▶ **Short problem**: Say how many lines in the records include the string "name", adding no other words.

▶ **Supplied records**:
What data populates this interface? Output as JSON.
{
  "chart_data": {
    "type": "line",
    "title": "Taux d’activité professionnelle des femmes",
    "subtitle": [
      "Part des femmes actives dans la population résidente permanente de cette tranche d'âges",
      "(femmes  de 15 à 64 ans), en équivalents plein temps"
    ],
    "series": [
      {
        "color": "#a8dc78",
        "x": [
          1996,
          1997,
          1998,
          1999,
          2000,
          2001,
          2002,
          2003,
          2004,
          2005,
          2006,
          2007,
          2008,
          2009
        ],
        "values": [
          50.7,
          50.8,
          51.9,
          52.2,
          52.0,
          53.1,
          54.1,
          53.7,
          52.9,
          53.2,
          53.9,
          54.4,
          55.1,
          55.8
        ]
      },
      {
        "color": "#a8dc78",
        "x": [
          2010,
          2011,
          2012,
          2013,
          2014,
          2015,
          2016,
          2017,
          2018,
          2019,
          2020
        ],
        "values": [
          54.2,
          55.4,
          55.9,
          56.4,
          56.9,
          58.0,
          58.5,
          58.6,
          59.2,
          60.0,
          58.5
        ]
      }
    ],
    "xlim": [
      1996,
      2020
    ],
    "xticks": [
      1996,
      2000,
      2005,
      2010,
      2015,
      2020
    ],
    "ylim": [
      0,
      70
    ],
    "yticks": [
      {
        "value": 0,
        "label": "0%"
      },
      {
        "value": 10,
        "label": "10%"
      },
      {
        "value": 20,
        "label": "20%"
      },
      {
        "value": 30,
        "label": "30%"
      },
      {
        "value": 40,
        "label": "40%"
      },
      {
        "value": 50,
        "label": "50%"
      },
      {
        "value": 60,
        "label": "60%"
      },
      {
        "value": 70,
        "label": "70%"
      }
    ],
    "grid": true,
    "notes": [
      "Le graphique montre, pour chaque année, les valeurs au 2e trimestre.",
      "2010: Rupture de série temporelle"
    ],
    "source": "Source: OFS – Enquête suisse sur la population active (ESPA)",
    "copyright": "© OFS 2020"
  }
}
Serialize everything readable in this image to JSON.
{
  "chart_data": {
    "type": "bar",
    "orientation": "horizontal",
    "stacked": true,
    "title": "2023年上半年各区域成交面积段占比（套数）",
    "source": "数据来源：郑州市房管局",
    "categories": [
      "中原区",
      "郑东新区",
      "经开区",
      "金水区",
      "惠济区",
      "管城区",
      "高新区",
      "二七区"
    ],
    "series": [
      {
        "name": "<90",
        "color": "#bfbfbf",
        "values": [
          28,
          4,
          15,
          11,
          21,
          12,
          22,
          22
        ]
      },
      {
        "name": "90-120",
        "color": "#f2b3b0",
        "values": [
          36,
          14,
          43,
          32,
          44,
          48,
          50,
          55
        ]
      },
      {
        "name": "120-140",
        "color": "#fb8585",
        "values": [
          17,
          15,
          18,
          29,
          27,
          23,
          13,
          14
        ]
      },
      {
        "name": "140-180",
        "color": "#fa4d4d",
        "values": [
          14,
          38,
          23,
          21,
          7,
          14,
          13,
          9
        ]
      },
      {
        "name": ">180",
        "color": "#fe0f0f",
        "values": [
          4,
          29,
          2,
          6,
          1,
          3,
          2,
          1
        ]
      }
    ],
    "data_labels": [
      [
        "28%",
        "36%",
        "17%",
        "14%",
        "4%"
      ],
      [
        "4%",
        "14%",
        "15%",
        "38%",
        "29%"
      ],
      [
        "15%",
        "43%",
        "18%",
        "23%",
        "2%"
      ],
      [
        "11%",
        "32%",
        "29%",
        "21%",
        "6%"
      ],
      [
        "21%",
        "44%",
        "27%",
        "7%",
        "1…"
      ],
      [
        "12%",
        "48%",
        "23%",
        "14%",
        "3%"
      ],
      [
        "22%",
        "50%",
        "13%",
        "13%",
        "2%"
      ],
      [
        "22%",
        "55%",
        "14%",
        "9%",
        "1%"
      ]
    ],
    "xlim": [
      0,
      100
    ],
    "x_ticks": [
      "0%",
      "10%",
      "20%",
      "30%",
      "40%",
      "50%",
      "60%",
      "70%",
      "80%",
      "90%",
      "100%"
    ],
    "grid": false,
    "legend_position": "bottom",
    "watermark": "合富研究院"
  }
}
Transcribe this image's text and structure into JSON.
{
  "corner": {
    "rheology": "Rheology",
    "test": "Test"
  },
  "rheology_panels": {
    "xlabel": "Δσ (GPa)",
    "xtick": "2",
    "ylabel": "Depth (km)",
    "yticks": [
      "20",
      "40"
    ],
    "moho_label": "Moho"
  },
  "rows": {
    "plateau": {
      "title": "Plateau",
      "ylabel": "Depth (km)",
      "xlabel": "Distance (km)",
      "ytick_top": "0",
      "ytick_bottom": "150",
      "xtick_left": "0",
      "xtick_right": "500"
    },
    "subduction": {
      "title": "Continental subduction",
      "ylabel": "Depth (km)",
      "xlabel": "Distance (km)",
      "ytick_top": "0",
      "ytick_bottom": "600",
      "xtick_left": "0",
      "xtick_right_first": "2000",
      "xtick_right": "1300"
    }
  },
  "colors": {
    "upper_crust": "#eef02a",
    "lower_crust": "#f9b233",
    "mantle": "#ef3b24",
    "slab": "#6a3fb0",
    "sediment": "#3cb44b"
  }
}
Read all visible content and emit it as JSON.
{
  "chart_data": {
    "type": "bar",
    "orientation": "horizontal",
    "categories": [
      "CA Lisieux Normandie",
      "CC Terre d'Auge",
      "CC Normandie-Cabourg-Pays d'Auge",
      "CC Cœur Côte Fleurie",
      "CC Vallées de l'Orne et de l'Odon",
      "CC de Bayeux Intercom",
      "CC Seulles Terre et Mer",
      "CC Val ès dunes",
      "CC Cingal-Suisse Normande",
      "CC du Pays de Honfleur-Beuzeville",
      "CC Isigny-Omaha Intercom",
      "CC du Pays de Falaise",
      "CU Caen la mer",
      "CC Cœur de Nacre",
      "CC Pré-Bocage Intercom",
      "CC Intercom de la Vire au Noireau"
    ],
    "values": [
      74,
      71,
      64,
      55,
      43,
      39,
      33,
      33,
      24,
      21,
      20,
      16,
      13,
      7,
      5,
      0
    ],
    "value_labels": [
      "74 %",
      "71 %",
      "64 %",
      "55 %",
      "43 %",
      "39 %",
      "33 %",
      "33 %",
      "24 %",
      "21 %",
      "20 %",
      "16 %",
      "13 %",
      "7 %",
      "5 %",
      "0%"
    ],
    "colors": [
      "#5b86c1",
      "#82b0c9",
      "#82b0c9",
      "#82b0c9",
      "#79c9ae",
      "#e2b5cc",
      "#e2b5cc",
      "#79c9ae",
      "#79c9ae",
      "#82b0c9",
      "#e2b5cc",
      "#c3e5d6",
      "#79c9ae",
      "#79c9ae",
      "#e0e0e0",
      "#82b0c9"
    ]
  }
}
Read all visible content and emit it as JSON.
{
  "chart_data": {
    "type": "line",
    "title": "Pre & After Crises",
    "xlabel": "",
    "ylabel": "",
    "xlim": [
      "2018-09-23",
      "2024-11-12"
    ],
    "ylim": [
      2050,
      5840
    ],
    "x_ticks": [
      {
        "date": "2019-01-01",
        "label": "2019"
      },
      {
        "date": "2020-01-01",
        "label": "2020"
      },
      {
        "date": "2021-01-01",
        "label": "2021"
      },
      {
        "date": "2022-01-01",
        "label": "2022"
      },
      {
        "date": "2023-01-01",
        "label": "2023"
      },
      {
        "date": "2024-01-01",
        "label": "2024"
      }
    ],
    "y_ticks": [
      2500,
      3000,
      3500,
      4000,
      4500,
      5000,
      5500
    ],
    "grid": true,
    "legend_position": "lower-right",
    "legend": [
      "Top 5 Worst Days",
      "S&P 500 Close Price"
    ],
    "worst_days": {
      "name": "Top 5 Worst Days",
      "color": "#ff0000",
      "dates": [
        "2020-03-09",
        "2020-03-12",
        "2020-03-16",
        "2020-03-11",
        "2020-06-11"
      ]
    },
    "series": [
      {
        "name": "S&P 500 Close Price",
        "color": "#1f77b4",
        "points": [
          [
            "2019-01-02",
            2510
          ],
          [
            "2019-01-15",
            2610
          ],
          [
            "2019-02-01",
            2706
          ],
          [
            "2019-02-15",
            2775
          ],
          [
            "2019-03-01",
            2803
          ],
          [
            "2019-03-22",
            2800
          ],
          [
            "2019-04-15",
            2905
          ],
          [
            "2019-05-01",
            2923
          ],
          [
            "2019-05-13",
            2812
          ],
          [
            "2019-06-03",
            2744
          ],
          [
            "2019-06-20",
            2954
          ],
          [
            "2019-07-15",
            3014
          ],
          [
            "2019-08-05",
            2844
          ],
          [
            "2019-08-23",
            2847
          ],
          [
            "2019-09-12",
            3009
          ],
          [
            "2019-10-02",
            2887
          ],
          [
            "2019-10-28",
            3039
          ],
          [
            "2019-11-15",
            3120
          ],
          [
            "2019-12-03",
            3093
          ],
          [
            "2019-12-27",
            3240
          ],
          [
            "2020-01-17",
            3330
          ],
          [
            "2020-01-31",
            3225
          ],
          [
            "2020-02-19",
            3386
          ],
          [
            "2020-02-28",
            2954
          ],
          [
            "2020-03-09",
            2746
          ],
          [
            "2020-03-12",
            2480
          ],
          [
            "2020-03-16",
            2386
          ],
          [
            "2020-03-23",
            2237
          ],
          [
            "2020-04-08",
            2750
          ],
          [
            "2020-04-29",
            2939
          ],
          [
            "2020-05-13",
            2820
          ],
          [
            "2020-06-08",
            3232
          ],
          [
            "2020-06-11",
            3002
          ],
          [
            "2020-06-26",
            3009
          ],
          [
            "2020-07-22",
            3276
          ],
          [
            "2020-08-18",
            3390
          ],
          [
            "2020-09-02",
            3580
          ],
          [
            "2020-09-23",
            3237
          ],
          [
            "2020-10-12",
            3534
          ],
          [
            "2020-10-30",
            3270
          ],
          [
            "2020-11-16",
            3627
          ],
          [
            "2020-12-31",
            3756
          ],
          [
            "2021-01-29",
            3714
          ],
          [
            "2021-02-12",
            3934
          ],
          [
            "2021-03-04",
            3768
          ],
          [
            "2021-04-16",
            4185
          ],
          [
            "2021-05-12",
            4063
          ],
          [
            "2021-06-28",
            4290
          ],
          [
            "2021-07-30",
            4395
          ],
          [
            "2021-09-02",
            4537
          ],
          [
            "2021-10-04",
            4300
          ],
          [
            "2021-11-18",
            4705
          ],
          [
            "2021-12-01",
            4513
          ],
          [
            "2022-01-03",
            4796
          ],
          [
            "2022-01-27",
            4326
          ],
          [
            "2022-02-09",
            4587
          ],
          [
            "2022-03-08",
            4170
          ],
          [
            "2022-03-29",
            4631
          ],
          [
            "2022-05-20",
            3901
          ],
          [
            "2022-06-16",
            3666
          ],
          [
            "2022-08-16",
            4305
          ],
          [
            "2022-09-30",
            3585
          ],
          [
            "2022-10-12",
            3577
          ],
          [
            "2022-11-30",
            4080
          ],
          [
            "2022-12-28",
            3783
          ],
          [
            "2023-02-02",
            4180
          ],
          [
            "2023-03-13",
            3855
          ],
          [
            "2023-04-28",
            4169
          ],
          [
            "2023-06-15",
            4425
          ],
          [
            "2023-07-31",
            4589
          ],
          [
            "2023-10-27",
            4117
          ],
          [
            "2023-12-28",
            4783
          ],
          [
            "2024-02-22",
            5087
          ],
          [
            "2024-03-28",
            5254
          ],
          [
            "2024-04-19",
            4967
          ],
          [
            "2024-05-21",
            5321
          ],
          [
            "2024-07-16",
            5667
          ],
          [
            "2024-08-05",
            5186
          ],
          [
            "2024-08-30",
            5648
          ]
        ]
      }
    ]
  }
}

▶ **Answer to the problem**: 7